Make an exact copy of the records, with the pictures left out.

--- begin MATERIAL PROVIDED ---

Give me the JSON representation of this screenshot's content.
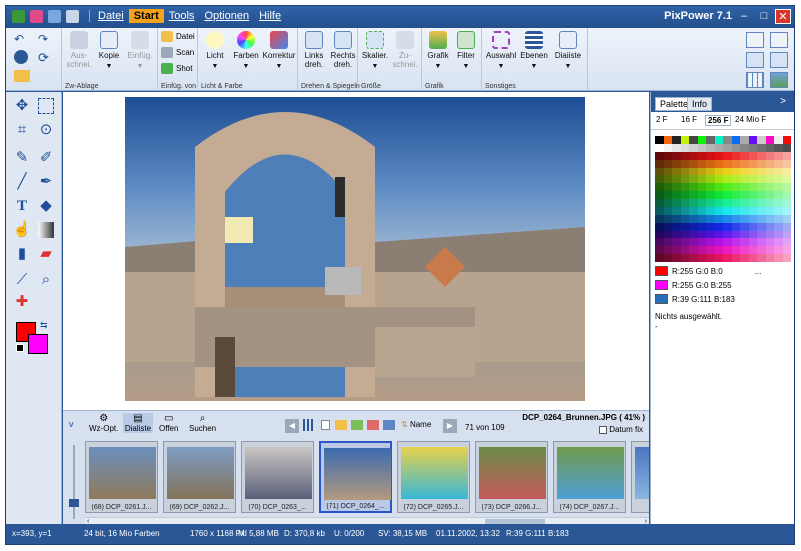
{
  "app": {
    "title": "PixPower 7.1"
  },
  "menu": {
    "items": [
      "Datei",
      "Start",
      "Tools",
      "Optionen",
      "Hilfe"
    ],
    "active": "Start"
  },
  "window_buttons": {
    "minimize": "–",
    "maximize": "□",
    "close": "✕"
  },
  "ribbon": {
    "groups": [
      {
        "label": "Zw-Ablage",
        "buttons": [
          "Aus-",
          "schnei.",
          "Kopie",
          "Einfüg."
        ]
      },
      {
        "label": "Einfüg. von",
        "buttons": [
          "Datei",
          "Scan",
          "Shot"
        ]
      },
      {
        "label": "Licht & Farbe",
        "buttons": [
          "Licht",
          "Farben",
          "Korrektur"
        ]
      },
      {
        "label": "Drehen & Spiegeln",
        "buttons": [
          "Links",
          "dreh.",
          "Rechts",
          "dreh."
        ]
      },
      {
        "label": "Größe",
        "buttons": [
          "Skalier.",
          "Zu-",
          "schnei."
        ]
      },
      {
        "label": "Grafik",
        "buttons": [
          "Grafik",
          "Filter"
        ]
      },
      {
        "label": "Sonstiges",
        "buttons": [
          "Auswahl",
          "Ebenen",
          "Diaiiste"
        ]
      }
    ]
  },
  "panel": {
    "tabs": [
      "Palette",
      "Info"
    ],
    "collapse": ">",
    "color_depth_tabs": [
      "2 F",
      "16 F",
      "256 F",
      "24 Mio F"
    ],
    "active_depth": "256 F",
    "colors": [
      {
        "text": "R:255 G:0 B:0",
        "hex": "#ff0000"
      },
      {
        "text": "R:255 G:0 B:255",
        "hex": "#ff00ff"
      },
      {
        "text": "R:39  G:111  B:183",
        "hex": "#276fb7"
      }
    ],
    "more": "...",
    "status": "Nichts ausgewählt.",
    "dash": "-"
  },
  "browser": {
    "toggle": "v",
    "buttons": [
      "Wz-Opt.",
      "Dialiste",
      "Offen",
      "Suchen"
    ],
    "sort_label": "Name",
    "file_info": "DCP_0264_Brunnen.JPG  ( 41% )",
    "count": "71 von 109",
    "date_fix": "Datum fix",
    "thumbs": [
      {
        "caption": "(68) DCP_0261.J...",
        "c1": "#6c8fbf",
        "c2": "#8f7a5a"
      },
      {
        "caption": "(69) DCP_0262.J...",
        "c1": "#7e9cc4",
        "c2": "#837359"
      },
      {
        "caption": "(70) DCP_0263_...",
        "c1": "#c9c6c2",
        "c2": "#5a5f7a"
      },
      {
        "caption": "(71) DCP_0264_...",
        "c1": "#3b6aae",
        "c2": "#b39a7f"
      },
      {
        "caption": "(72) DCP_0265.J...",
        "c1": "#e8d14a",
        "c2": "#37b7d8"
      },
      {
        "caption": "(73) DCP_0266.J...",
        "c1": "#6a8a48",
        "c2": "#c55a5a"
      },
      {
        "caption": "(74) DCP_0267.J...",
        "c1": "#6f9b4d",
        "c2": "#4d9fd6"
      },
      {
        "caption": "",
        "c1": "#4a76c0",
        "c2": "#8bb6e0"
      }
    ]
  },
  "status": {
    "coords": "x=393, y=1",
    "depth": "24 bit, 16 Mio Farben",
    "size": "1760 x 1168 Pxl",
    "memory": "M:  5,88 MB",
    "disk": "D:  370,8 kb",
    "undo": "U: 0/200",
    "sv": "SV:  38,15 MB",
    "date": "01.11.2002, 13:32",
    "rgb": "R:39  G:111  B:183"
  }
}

--- end MATERIAL PROVIDED ---

> _CORRECT RESPONSE_:
Give me the JSON representation of this screenshot's content.
{
  "app": {
    "title": "PixPower 7.1"
  },
  "menu": {
    "items": [
      "Datei",
      "Start",
      "Tools",
      "Optionen",
      "Hilfe"
    ],
    "active": "Start"
  },
  "window_buttons": {
    "minimize": "–",
    "maximize": "□",
    "close": "✕"
  },
  "ribbon": {
    "groups": [
      {
        "label": "Zw-Ablage",
        "buttons": [
          "Aus-",
          "schnei.",
          "Kopie",
          "Einfüg."
        ]
      },
      {
        "label": "Einfüg. von",
        "buttons": [
          "Datei",
          "Scan",
          "Shot"
        ]
      },
      {
        "label": "Licht & Farbe",
        "buttons": [
          "Licht",
          "Farben",
          "Korrektur"
        ]
      },
      {
        "label": "Drehen & Spiegeln",
        "buttons": [
          "Links",
          "dreh.",
          "Rechts",
          "dreh."
        ]
      },
      {
        "label": "Größe",
        "buttons": [
          "Skalier.",
          "Zu-",
          "schnei."
        ]
      },
      {
        "label": "Grafik",
        "buttons": [
          "Grafik",
          "Filter"
        ]
      },
      {
        "label": "Sonstiges",
        "buttons": [
          "Auswahl",
          "Ebenen",
          "Diaiiste"
        ]
      }
    ]
  },
  "panel": {
    "tabs": [
      "Palette",
      "Info"
    ],
    "collapse": ">",
    "color_depth_tabs": [
      "2 F",
      "16 F",
      "256 F",
      "24 Mio F"
    ],
    "active_depth": "256 F",
    "colors": [
      {
        "text": "R:255 G:0 B:0",
        "hex": "#ff0000"
      },
      {
        "text": "R:255 G:0 B:255",
        "hex": "#ff00ff"
      },
      {
        "text": "R:39  G:111  B:183",
        "hex": "#276fb7"
      }
    ],
    "more": "...",
    "status": "Nichts ausgewählt.",
    "dash": "-"
  },
  "browser": {
    "toggle": "v",
    "buttons": [
      "Wz-Opt.",
      "Dialiste",
      "Offen",
      "Suchen"
    ],
    "sort_label": "Name",
    "file_info": "DCP_0264_Brunnen.JPG  ( 41% )",
    "count": "71 von 109",
    "date_fix": "Datum fix",
    "thumbs": [
      {
        "caption": "(68) DCP_0261.J...",
        "c1": "#6c8fbf",
        "c2": "#8f7a5a"
      },
      {
        "caption": "(69) DCP_0262.J...",
        "c1": "#7e9cc4",
        "c2": "#837359"
      },
      {
        "caption": "(70) DCP_0263_...",
        "c1": "#c9c6c2",
        "c2": "#5a5f7a"
      },
      {
        "caption": "(71) DCP_0264_...",
        "c1": "#3b6aae",
        "c2": "#b39a7f"
      },
      {
        "caption": "(72) DCP_0265.J...",
        "c1": "#e8d14a",
        "c2": "#37b7d8"
      },
      {
        "caption": "(73) DCP_0266.J...",
        "c1": "#6a8a48",
        "c2": "#c55a5a"
      },
      {
        "caption": "(74) DCP_0267.J...",
        "c1": "#6f9b4d",
        "c2": "#4d9fd6"
      },
      {
        "caption": "",
        "c1": "#4a76c0",
        "c2": "#8bb6e0"
      }
    ]
  },
  "status": {
    "coords": "x=393, y=1",
    "depth": "24 bit, 16 Mio Farben",
    "size": "1760 x 1168 Pxl",
    "memory": "M:  5,88 MB",
    "disk": "D:  370,8 kb",
    "undo": "U: 0/200",
    "sv": "SV:  38,15 MB",
    "date": "01.11.2002, 13:32",
    "rgb": "R:39  G:111  B:183"
  }
}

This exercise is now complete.